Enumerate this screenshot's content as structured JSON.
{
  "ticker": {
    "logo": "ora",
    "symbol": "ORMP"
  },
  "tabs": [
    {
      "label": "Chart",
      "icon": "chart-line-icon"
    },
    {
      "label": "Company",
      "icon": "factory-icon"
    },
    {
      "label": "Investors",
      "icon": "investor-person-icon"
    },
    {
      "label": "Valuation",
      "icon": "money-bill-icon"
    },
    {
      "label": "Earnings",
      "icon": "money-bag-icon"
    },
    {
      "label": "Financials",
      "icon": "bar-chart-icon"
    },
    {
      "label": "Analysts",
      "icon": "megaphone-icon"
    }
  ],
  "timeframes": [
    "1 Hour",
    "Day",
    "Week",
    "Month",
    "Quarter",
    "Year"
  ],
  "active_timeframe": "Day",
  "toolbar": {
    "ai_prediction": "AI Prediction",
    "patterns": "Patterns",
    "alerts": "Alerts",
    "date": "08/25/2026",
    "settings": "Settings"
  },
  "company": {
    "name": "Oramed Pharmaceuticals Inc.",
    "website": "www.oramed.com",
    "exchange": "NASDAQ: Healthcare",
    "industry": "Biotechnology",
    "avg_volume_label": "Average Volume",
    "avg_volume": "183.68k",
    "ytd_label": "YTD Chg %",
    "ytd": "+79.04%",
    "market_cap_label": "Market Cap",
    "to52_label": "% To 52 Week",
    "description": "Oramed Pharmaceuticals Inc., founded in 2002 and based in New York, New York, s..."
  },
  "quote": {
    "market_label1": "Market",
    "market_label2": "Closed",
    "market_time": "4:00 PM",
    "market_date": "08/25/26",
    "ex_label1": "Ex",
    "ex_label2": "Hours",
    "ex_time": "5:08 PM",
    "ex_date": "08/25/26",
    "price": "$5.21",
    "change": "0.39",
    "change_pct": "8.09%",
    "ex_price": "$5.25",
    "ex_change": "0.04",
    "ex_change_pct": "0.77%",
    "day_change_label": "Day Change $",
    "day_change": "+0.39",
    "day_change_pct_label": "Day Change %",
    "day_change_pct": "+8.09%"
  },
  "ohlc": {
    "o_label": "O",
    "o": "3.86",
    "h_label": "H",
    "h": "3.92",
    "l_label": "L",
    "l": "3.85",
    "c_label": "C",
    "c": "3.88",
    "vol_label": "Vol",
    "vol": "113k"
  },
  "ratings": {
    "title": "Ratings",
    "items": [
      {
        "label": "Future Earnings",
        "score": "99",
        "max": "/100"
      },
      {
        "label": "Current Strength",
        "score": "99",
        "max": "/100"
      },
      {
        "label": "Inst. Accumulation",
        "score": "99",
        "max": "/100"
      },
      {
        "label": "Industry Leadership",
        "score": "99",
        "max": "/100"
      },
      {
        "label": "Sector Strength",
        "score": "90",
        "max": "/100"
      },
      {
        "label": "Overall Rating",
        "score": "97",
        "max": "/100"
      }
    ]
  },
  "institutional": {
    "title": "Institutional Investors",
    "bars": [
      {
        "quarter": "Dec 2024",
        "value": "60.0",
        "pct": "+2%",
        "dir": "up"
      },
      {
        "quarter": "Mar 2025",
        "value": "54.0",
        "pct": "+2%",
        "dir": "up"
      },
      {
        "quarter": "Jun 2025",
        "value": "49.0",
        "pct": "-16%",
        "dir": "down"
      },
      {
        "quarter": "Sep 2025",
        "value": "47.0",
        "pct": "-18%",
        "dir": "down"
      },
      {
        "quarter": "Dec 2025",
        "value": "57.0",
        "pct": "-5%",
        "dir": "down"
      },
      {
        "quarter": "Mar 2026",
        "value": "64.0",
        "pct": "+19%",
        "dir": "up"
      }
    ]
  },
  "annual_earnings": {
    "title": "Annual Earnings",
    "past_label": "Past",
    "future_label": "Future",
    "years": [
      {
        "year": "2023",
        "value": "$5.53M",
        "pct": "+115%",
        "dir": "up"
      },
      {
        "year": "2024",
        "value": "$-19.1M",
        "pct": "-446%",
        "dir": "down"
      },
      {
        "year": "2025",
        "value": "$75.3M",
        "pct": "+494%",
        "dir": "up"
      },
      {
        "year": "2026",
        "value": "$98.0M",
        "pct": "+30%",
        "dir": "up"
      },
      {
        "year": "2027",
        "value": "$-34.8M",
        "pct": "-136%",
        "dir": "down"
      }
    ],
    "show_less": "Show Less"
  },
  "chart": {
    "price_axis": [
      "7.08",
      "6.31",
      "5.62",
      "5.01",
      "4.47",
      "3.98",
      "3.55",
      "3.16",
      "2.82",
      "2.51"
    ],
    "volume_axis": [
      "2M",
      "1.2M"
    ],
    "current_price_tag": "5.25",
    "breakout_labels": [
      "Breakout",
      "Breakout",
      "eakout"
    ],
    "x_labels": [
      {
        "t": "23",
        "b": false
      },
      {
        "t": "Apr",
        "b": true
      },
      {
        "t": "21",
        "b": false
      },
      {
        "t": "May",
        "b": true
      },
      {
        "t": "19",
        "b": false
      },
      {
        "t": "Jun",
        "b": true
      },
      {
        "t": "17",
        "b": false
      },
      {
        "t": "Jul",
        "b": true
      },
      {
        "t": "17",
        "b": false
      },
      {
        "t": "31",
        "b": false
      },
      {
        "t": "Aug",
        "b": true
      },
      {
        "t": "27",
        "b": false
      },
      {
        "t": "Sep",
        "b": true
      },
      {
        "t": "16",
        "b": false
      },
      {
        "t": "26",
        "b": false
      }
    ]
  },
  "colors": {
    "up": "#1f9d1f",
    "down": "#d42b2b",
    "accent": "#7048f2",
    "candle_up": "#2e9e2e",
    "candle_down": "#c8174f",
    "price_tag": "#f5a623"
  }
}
--
Count the lines above that contain the word "Future", and give only that number.

2